:: INPUT FOR THIS TASK ::
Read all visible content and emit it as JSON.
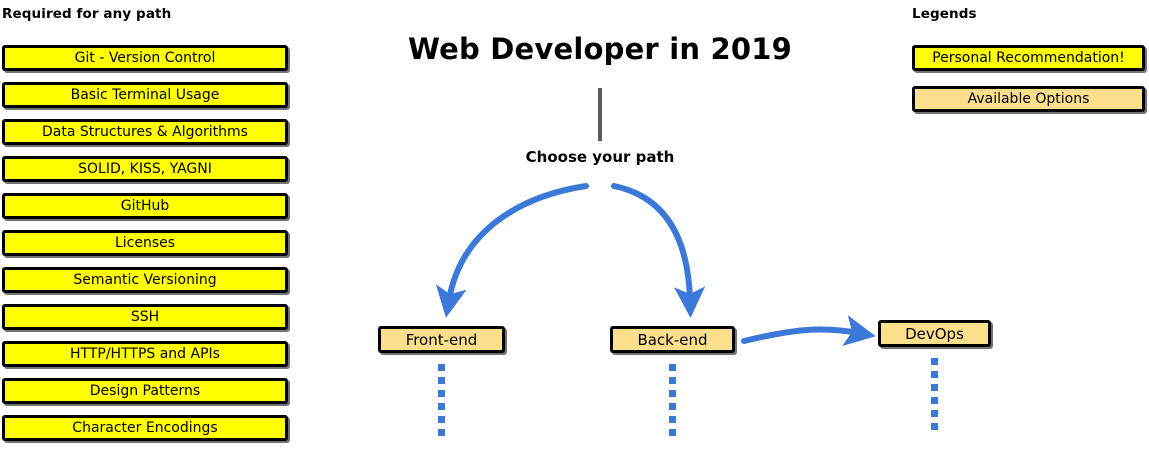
{
  "diagram": {
    "title": "Web Developer in 2019",
    "choose_path_label": "Choose your path",
    "stem_color": "#5B5B5B",
    "arrow_color": "#3C78D8",
    "dot_color": "#3C78D8"
  },
  "required": {
    "heading": "Required for any path",
    "box_color": "#FFFF00",
    "items": [
      {
        "label": "Git - Version Control"
      },
      {
        "label": "Basic Terminal Usage"
      },
      {
        "label": "Data Structures & Algorithms"
      },
      {
        "label": "SOLID, KISS, YAGNI"
      },
      {
        "label": "GitHub"
      },
      {
        "label": "Licenses"
      },
      {
        "label": "Semantic Versioning"
      },
      {
        "label": "SSH"
      },
      {
        "label": "HTTP/HTTPS and APIs"
      },
      {
        "label": "Design Patterns"
      },
      {
        "label": "Character Encodings"
      }
    ]
  },
  "legends": {
    "heading": "Legends",
    "items": [
      {
        "label": "Personal Recommendation!",
        "color": "#FFFF00"
      },
      {
        "label": "Available Options",
        "color": "#FBDF8D"
      }
    ]
  },
  "paths": {
    "nodes": [
      {
        "label": "Front-end",
        "color": "#FBDF8D"
      },
      {
        "label": "Back-end",
        "color": "#FBDF8D"
      },
      {
        "label": "DevOps",
        "color": "#FBDF8D"
      }
    ]
  }
}
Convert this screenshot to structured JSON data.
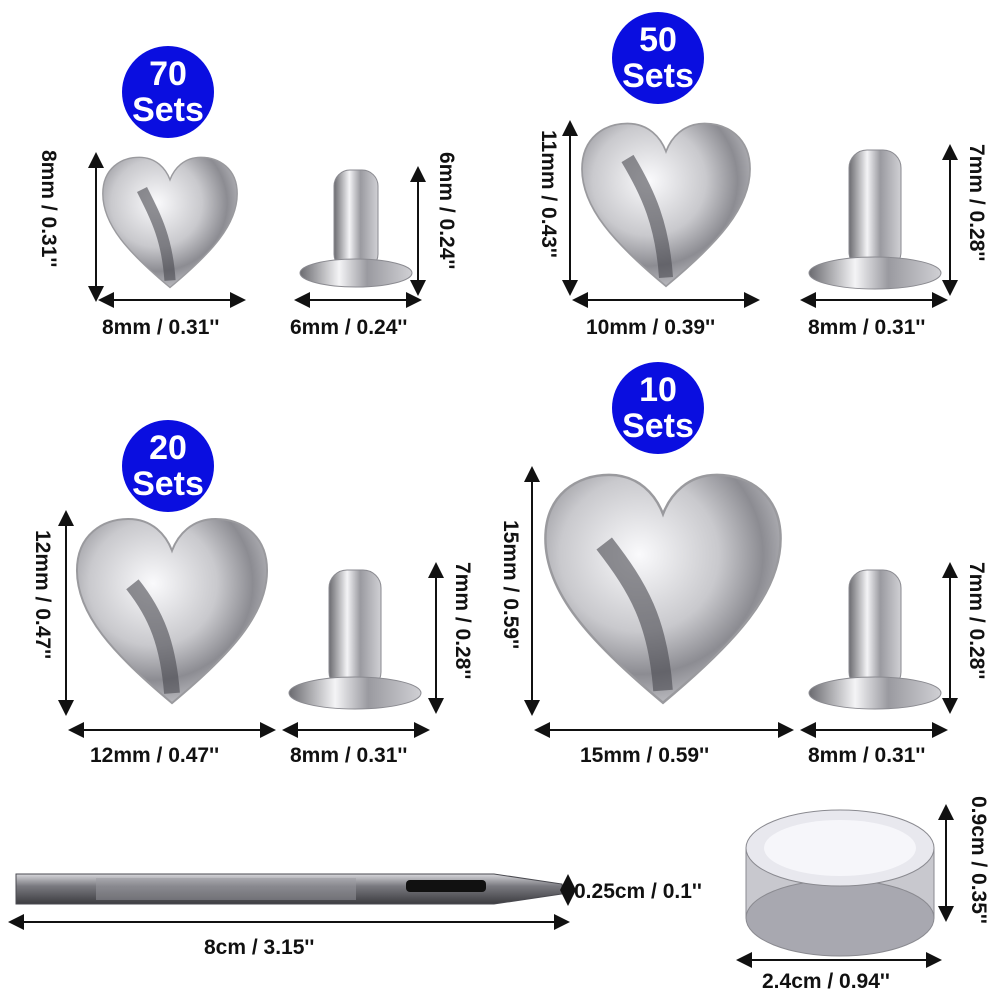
{
  "colors": {
    "badge": "#0a0ee0",
    "metal_light": "#f2f2f4",
    "metal_dark": "#5a5a60",
    "dimension_line": "#111111"
  },
  "groups": [
    {
      "badge_count": "70",
      "badge_unit": "Sets",
      "heart_height": "8mm / 0.31''",
      "heart_width": "8mm / 0.31''",
      "post_height": "6mm / 0.24''",
      "post_width": "6mm / 0.24''"
    },
    {
      "badge_count": "50",
      "badge_unit": "Sets",
      "heart_height": "11mm / 0.43''",
      "heart_width": "10mm / 0.39''",
      "post_height": "7mm / 0.28''",
      "post_width": "8mm / 0.31''"
    },
    {
      "badge_count": "20",
      "badge_unit": "Sets",
      "heart_height": "12mm / 0.47''",
      "heart_width": "12mm / 0.47''",
      "post_height": "7mm / 0.28''",
      "post_width": "8mm / 0.31''"
    },
    {
      "badge_count": "10",
      "badge_unit": "Sets",
      "heart_height": "15mm / 0.59''",
      "heart_width": "15mm / 0.59''",
      "post_height": "7mm / 0.28''",
      "post_width": "8mm / 0.31''"
    }
  ],
  "tool": {
    "punch_length": "8cm / 3.15''",
    "punch_tip": "0.25cm / 0.1''",
    "base_height": "0.9cm / 0.35''",
    "base_width": "2.4cm / 0.94''"
  }
}
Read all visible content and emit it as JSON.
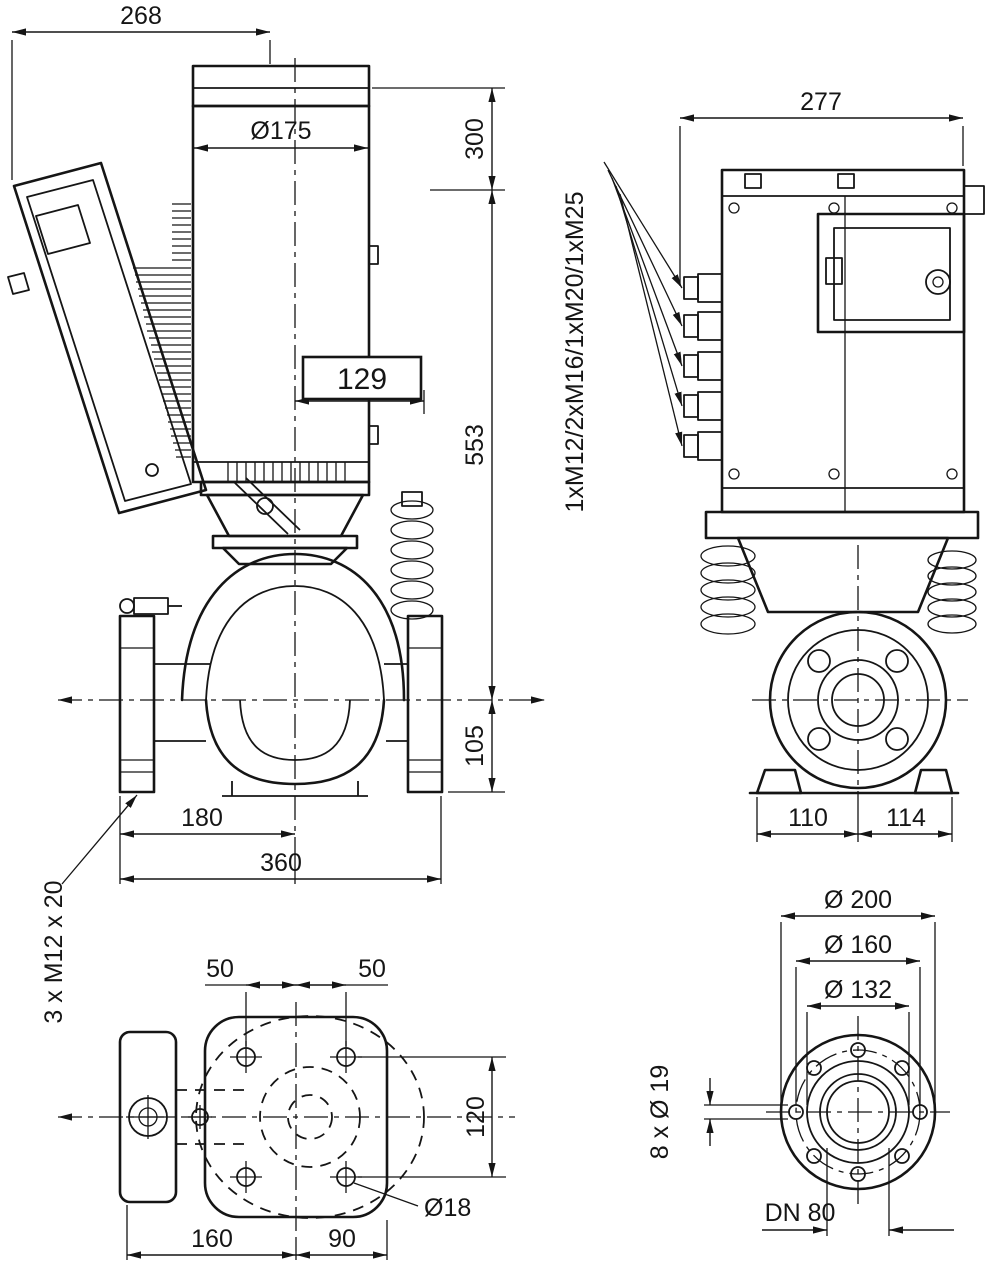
{
  "drawing": {
    "background": "#ffffff",
    "ink": "#151515",
    "side_view": {
      "dim_overall_depth": "268",
      "dim_motor_diameter": "Ø175",
      "dim_clearance_top": "300",
      "dim_module_width": "129",
      "dim_axis_to_top": "553",
      "dim_axis_to_base": "105",
      "dim_foot_to_center": "180",
      "dim_port_to_port": "360",
      "label_foot_bolts": "3 x M12 x 20"
    },
    "front_view": {
      "dim_width": "277",
      "label_cable_glands": "1xM12/2xM16/1xM20/1xM25",
      "dim_axis_left": "110",
      "dim_axis_right": "114"
    },
    "base_view": {
      "dim_hole_left": "50",
      "dim_hole_right": "50",
      "dim_hole_rows": "120",
      "dim_hole_diameter": "Ø18",
      "dim_length_left": "160",
      "dim_length_right": "90"
    },
    "flange_view": {
      "dim_outer_diameter": "Ø 200",
      "dim_bolt_circle": "Ø 160",
      "dim_raised_face": "Ø 132",
      "label_bolt_holes": "8 x Ø 19",
      "label_nominal_bore": "DN 80"
    }
  }
}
:::
WRITTEN EXERCISE
Quote in full the listing given above; the images are to be left out.

WRITTEN SOLUTION
Read all visible content and emit it as JSON.
{
  "diagram": {
    "title": "Web Developer in 2019",
    "choose_path_label": "Choose your path",
    "stem_color": "#5B5B5B",
    "arrow_color": "#3C78D8",
    "dot_color": "#3C78D8"
  },
  "required": {
    "heading": "Required for any path",
    "box_color": "#FFFF00",
    "items": [
      {
        "label": "Git - Version Control"
      },
      {
        "label": "Basic Terminal Usage"
      },
      {
        "label": "Data Structures & Algorithms"
      },
      {
        "label": "SOLID, KISS, YAGNI"
      },
      {
        "label": "GitHub"
      },
      {
        "label": "Licenses"
      },
      {
        "label": "Semantic Versioning"
      },
      {
        "label": "SSH"
      },
      {
        "label": "HTTP/HTTPS and APIs"
      },
      {
        "label": "Design Patterns"
      },
      {
        "label": "Character Encodings"
      }
    ]
  },
  "legends": {
    "heading": "Legends",
    "items": [
      {
        "label": "Personal Recommendation!",
        "color": "#FFFF00"
      },
      {
        "label": "Available Options",
        "color": "#FBDF8D"
      }
    ]
  },
  "paths": {
    "nodes": [
      {
        "label": "Front-end",
        "color": "#FBDF8D"
      },
      {
        "label": "Back-end",
        "color": "#FBDF8D"
      },
      {
        "label": "DevOps",
        "color": "#FBDF8D"
      }
    ]
  }
}
Convert this screenshot to structured JSON data.
{
  "colors": {
    "badge": "#0a0ee0",
    "metal_light": "#f2f2f4",
    "metal_dark": "#5a5a60",
    "dimension_line": "#111111"
  },
  "groups": [
    {
      "badge_count": "70",
      "badge_unit": "Sets",
      "heart_height": "8mm / 0.31''",
      "heart_width": "8mm / 0.31''",
      "post_height": "6mm / 0.24''",
      "post_width": "6mm / 0.24''"
    },
    {
      "badge_count": "50",
      "badge_unit": "Sets",
      "heart_height": "11mm / 0.43''",
      "heart_width": "10mm / 0.39''",
      "post_height": "7mm / 0.28''",
      "post_width": "8mm / 0.31''"
    },
    {
      "badge_count": "20",
      "badge_unit": "Sets",
      "heart_height": "12mm / 0.47''",
      "heart_width": "12mm / 0.47''",
      "post_height": "7mm / 0.28''",
      "post_width": "8mm / 0.31''"
    },
    {
      "badge_count": "10",
      "badge_unit": "Sets",
      "heart_height": "15mm / 0.59''",
      "heart_width": "15mm / 0.59''",
      "post_height": "7mm / 0.28''",
      "post_width": "8mm / 0.31''"
    }
  ],
  "tool": {
    "punch_length": "8cm / 3.15''",
    "punch_tip": "0.25cm / 0.1''",
    "base_height": "0.9cm / 0.35''",
    "base_width": "2.4cm / 0.94''"
  }
}
Read all visible content and emit it as JSON.
{
  "drawing": {
    "background": "#ffffff",
    "ink": "#151515",
    "side_view": {
      "dim_overall_depth": "268",
      "dim_motor_diameter": "Ø175",
      "dim_clearance_top": "300",
      "dim_module_width": "129",
      "dim_axis_to_top": "553",
      "dim_axis_to_base": "105",
      "dim_foot_to_center": "180",
      "dim_port_to_port": "360",
      "label_foot_bolts": "3 x M12 x 20"
    },
    "front_view": {
      "dim_width": "277",
      "label_cable_glands": "1xM12/2xM16/1xM20/1xM25",
      "dim_axis_left": "110",
      "dim_axis_right": "114"
    },
    "base_view": {
      "dim_hole_left": "50",
      "dim_hole_right": "50",
      "dim_hole_rows": "120",
      "dim_hole_diameter": "Ø18",
      "dim_length_left": "160",
      "dim_length_right": "90"
    },
    "flange_view": {
      "dim_outer_diameter": "Ø 200",
      "dim_bolt_circle": "Ø 160",
      "dim_raised_face": "Ø 132",
      "label_bolt_holes": "8 x Ø 19",
      "label_nominal_bore": "DN 80"
    }
  }
}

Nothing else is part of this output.